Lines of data
..........
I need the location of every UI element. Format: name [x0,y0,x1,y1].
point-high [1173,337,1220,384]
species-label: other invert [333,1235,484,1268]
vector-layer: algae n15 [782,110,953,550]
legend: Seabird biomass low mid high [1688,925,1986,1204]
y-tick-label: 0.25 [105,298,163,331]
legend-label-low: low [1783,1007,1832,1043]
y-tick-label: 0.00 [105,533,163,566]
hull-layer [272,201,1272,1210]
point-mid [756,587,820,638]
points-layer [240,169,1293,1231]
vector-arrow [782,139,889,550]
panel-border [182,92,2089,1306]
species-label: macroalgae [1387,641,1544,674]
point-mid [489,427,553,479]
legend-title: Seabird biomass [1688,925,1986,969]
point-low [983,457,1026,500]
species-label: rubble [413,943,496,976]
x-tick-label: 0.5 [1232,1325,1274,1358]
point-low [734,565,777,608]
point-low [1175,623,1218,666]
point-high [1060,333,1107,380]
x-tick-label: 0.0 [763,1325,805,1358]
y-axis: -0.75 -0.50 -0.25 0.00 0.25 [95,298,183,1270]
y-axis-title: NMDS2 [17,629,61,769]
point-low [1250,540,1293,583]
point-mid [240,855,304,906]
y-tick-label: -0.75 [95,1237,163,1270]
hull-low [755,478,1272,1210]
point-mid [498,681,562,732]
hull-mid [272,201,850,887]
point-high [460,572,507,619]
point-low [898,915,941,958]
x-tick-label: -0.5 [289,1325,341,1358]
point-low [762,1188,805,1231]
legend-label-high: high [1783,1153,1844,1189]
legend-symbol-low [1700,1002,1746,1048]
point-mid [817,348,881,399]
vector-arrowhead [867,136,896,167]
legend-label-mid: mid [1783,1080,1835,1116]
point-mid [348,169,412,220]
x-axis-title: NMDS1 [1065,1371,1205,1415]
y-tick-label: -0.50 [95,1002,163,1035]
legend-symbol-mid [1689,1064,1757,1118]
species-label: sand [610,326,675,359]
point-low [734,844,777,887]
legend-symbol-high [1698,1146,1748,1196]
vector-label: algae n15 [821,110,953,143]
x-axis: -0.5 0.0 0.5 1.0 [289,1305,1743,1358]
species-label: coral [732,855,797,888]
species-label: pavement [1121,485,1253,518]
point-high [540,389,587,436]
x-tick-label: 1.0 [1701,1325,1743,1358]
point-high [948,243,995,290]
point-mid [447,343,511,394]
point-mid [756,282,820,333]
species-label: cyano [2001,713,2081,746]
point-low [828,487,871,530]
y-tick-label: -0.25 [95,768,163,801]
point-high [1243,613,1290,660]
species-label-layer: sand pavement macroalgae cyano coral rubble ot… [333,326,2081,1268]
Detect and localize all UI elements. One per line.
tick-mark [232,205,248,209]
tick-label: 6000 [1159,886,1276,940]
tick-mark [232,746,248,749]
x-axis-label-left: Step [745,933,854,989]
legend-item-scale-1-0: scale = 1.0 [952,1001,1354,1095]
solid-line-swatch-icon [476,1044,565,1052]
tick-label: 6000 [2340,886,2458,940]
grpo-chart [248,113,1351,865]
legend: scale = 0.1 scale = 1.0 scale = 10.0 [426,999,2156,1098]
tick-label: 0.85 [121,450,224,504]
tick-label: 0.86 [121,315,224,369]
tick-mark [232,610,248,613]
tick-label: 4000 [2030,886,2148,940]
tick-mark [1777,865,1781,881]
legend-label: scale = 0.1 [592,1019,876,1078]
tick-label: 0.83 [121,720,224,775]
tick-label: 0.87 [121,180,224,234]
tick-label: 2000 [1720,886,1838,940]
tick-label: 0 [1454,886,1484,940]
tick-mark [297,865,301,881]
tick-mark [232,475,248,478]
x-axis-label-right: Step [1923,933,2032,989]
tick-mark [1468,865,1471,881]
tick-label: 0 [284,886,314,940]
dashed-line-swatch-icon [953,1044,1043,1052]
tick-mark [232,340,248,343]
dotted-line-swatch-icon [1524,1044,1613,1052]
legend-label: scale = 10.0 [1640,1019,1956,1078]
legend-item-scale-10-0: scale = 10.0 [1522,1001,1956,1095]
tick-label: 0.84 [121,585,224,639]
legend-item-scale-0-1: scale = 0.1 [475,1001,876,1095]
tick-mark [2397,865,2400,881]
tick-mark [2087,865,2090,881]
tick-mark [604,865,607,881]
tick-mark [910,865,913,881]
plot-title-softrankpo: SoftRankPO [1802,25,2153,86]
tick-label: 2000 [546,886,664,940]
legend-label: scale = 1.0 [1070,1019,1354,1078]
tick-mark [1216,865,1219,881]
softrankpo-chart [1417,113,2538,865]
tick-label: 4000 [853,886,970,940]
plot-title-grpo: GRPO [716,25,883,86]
..........
Work to be completed
Put the lines above into a JSON array of strings, with one string for each line and no blank lines.

Reply to the task
[
  "I need the location of every UI element. Format: name [x0,y0,x1,y1].",
  "point-high [1173,337,1220,384]",
  "species-label: other invert [333,1235,484,1268]",
  "vector-layer: algae n15 [782,110,953,550]",
  "legend: Seabird biomass low mid high [1688,925,1986,1204]",
  "y-tick-label: 0.25 [105,298,163,331]",
  "legend-label-low: low [1783,1007,1832,1043]",
  "y-tick-label: 0.00 [105,533,163,566]",
  "hull-layer [272,201,1272,1210]",
  "point-mid [756,587,820,638]",
  "points-layer [240,169,1293,1231]",
  "vector-arrow [782,139,889,550]",
  "panel-border [182,92,2089,1306]",
  "species-label: macroalgae [1387,641,1544,674]",
  "point-mid [489,427,553,479]",
  "legend-title: Seabird biomass [1688,925,1986,969]",
  "point-low [983,457,1026,500]",
  "species-label: rubble [413,943,496,976]",
  "x-tick-label: 0.5 [1232,1325,1274,1358]",
  "point-low [734,565,777,608]",
  "point-low [1175,623,1218,666]",
  "point-high [1060,333,1107,380]",
  "x-tick-label: 0.0 [763,1325,805,1358]",
  "y-axis: -0.75 -0.50 -0.25 0.00 0.25 [95,298,183,1270]",
  "y-axis-title: NMDS2 [17,629,61,769]",
  "point-low [1250,540,1293,583]",
  "point-mid [240,855,304,906]",
  "y-tick-label: -0.75 [95,1237,163,1270]",
  "hull-low [755,478,1272,1210]",
  "point-mid [498,681,562,732]",
  "hull-mid [272,201,850,887]",
  "point-high [460,572,507,619]",
  "point-low [898,915,941,958]",
  "x-tick-label: -0.5 [289,1325,341,1358]",
  "point-low [762,1188,805,1231]",
  "legend-label-high: high [1783,1153,1844,1189]",
  "legend-symbol-low [1700,1002,1746,1048]",
  "point-mid [817,348,881,399]",
  "vector-arrowhead [867,136,896,167]",
  "legend-label-mid: mid [1783,1080,1835,1116]",
  "point-mid [348,169,412,220]",
  "x-axis-title: NMDS1 [1065,1371,1205,1415]",
  "y-tick-label: -0.50 [95,1002,163,1035]",
  "legend-symbol-mid [1689,1064,1757,1118]",
  "species-label: sand [610,326,675,359]",
  "point-low [734,844,777,887]",
  "legend-symbol-high [1698,1146,1748,1196]",
  "vector-label: algae n15 [821,110,953,143]",
  "x-axis: -0.5 0.0 0.5 1.0 [289,1305,1743,1358]",
  "species-label: coral [732,855,797,888]",
  "species-label: pavement [1121,485,1253,518]",
  "point-high [540,389,587,436]",
  "x-tick-label: 1.0 [1701,1325,1743,1358]",
  "point-high [948,243,995,290]",
  "point-mid [447,343,511,394]",
  "point-mid [756,282,820,333]",
  "species-label: cyano [2001,713,2081,746]",
  "point-low [828,487,871,530]",
  "y-tick-label: -0.25 [95,768,163,801]",
  "point-high [1243,613,1290,660]",
  "species-label-layer: sand pavement macroalgae cyano coral rubble ot… [333,326,2081,1268]",
  "Detect and localize all UI elements. One per line.",
  "tick-mark [232,205,248,209]",
  "tick-label: 6000 [1159,886,1276,940]",
  "tick-mark [232,746,248,749]",
  "x-axis-label-left: Step [745,933,854,989]",
  "legend-item-scale-1-0: scale = 1.0 [952,1001,1354,1095]",
  "solid-line-swatch-icon [476,1044,565,1052]",
  "tick-label: 6000 [2340,886,2458,940]",
  "grpo-chart [248,113,1351,865]",
  "legend: scale = 0.1 scale = 1.0 scale = 10.0 [426,999,2156,1098]",
  "tick-label: 0.85 [121,450,224,504]",
  "tick-label: 0.86 [121,315,224,369]",
  "tick-mark [232,610,248,613]",
  "tick-label: 4000 [2030,886,2148,940]",
  "tick-mark [1777,865,1781,881]",
  "legend-label: scale = 0.1 [592,1019,876,1078]",
  "tick-label: 0.83 [121,720,224,775]",
  "tick-label: 0.87 [121,180,224,234]",
  "tick-label: 2000 [1720,886,1838,940]",
  "tick-label: 0 [1454,886,1484,940]",
  "tick-mark [297,865,301,881]",
  "tick-mark [232,475,248,478]",
  "x-axis-label-right: Step [1923,933,2032,989]",
  "tick-mark [1468,865,1471,881]",
  "tick-label: 0 [284,886,314,940]",
  "dashed-line-swatch-icon [953,1044,1043,1052]",
  "tick-mark [232,340,248,343]",
  "dotted-line-swatch-icon [1524,1044,1613,1052]",
  "legend-label: scale = 10.0 [1640,1019,1956,1078]",
  "legend-item-scale-10-0: scale = 10.0 [1522,1001,1956,1095]",
  "tick-label: 0.84 [121,585,224,639]",
  "legend-item-scale-0-1: scale = 0.1 [475,1001,876,1095]",
  "tick-mark [2397,865,2400,881]",
  "tick-mark [2087,865,2090,881]",
  "tick-mark [604,865,607,881]",
  "tick-mark [910,865,913,881]",
  "plot-title-softrankpo: SoftRankPO [1802,25,2153,86]",
  "tick-label: 2000 [546,886,664,940]",
  "legend-label: scale = 1.0 [1070,1019,1354,1078]",
  "tick-mark [1216,865,1219,881]",
  "softrankpo-chart [1417,113,2538,865]",
  "tick-label: 4000 [853,886,970,940]",
  "plot-title-grpo: GRPO [716,25,883,86]"
]